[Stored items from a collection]
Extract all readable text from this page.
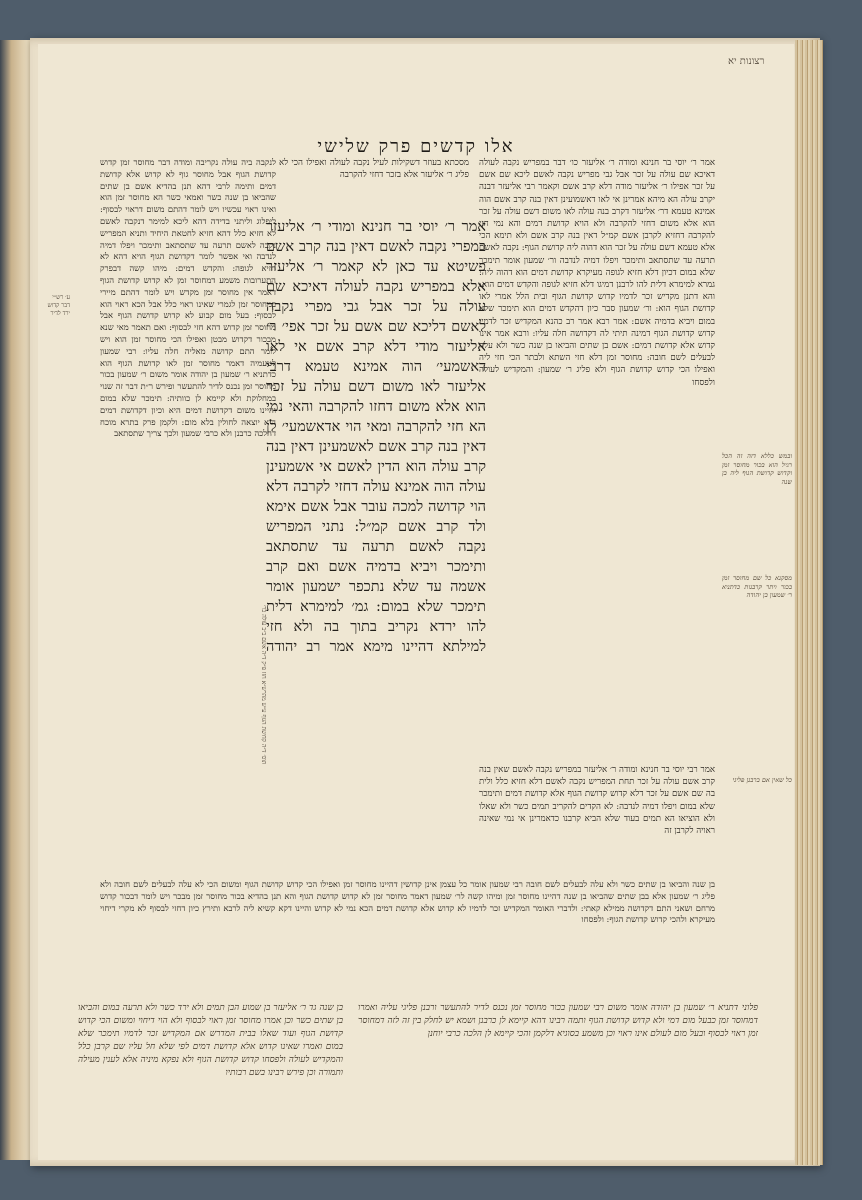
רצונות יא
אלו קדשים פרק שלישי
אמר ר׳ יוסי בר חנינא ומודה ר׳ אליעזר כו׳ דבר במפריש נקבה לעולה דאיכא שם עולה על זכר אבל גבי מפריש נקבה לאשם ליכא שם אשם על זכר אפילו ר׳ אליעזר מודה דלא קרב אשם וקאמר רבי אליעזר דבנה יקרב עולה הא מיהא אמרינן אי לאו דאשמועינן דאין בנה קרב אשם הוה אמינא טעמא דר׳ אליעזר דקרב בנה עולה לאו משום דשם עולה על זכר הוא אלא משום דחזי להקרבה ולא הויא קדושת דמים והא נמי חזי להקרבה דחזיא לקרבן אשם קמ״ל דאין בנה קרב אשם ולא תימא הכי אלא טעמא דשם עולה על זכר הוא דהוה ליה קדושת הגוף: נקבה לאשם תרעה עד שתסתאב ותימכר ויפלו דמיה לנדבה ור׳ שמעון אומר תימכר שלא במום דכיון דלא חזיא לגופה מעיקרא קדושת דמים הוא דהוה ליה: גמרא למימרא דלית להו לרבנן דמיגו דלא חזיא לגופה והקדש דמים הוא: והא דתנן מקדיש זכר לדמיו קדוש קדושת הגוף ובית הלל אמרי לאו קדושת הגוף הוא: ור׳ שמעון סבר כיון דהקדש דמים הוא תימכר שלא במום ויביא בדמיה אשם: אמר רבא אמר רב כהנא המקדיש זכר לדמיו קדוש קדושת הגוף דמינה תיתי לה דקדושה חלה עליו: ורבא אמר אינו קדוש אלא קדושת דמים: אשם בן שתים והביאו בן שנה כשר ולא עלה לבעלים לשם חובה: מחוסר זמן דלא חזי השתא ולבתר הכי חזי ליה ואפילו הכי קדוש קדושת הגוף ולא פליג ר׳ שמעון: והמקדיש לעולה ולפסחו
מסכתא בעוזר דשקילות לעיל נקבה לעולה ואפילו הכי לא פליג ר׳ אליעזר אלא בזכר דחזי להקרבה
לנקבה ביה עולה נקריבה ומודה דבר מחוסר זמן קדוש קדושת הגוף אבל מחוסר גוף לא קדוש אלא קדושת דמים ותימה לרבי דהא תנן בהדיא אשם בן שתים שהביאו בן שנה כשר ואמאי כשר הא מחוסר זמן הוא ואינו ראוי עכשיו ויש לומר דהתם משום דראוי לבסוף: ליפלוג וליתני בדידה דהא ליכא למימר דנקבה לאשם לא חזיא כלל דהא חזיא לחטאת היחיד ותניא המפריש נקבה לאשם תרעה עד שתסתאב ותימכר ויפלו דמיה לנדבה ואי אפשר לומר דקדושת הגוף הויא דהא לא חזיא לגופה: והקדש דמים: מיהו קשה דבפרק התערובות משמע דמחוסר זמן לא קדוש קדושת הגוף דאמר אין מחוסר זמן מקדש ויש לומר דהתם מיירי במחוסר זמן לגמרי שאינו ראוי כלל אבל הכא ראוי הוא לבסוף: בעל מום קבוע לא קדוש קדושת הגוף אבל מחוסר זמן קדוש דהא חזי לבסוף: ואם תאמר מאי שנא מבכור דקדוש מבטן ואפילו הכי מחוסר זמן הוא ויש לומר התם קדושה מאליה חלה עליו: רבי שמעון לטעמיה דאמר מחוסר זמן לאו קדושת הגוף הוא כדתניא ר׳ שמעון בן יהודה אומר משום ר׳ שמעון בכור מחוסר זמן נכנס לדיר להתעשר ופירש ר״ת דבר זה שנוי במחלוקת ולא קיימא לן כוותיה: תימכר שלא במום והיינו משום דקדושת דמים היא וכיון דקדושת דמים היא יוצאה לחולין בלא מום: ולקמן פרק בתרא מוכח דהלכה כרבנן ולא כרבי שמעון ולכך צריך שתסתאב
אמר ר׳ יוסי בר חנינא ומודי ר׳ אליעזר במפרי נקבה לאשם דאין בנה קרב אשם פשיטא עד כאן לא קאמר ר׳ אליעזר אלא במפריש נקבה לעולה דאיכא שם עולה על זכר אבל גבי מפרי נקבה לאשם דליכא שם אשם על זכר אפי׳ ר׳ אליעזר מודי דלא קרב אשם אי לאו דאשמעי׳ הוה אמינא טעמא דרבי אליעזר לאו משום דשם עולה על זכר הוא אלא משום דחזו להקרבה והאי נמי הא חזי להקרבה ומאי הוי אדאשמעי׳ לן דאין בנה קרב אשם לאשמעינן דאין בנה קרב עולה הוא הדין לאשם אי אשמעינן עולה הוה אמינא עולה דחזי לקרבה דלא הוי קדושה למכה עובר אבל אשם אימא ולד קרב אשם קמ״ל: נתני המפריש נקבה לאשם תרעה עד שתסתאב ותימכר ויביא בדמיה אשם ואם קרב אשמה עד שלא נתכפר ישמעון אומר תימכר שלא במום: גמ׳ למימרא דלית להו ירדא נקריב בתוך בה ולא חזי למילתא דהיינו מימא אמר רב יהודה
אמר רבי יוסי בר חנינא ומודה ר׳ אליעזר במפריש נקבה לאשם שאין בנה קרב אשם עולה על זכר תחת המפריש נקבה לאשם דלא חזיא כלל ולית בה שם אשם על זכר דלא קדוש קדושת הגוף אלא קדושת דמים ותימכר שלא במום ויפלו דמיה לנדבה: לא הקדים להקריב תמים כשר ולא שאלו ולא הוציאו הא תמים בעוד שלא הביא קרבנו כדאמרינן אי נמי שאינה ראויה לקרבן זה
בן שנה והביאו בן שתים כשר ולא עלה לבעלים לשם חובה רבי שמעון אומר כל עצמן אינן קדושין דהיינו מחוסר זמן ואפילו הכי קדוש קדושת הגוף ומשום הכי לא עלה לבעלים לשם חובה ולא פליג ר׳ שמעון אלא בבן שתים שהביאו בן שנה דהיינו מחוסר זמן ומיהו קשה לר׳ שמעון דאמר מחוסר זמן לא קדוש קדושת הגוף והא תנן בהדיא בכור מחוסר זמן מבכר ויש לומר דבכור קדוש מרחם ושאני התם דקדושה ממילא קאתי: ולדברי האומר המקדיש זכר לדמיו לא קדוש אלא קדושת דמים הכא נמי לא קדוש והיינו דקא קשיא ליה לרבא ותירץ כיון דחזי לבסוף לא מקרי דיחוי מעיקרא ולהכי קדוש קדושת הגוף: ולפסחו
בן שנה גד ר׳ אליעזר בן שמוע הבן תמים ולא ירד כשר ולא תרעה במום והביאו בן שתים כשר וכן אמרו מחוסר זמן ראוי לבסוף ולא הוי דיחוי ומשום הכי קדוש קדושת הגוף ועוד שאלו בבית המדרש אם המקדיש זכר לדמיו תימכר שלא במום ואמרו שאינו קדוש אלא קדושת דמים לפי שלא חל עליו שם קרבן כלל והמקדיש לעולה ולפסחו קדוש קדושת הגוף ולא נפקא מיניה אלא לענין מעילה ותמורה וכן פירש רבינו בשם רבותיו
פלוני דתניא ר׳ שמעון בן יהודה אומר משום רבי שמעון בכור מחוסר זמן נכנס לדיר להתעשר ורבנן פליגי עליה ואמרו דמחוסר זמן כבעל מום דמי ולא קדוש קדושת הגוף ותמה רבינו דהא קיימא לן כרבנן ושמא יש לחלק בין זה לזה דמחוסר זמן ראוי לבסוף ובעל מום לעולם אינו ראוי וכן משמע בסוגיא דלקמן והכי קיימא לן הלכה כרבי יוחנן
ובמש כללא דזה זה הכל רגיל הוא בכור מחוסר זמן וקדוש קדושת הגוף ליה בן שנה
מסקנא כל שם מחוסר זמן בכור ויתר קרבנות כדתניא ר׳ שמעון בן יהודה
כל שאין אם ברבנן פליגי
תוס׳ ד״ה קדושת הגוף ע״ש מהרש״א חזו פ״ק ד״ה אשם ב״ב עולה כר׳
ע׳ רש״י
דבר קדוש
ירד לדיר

- [Description of the task] Search the lines above for the string "שאלו", then show every one that has it.

- [Full output]
אמר רבי יוסי בר חנינא ומודה ר׳ אליעזר במפריש נקבה לאשם שאין בנה קרב אשם עולה על זכר תחת המפריש נקבה לאשם דלא חזיא כלל ולית בה שם אשם על זכר דלא קדוש קדושת הגוף אלא קדושת דמים ותימכר שלא במום ויפלו דמיה לנדבה: לא הקדים להקריב תמים כשר ולא שאלו ולא הוציאו הא תמים בעוד שלא הביא קרבנו כדאמרינן אי נמי שאינה ראויה לקרבן זה
בן שנה גד ר׳ אליעזר בן שמוע הבן תמים ולא ירד כשר ולא תרעה במום והביאו בן שתים כשר וכן אמרו מחוסר זמן ראוי לבסוף ולא הוי דיחוי ומשום הכי קדוש קדושת הגוף ועוד שאלו בבית המדרש אם המקדיש זכר לדמיו תימכר שלא במום ואמרו שאינו קדוש אלא קדושת דמים לפי שלא חל עליו שם קרבן כלל והמקדיש לעולה ולפסחו קדוש קדושת הגוף ולא נפקא מיניה אלא לענין מעילה ותמורה וכן פירש רבינו בשם רבותיו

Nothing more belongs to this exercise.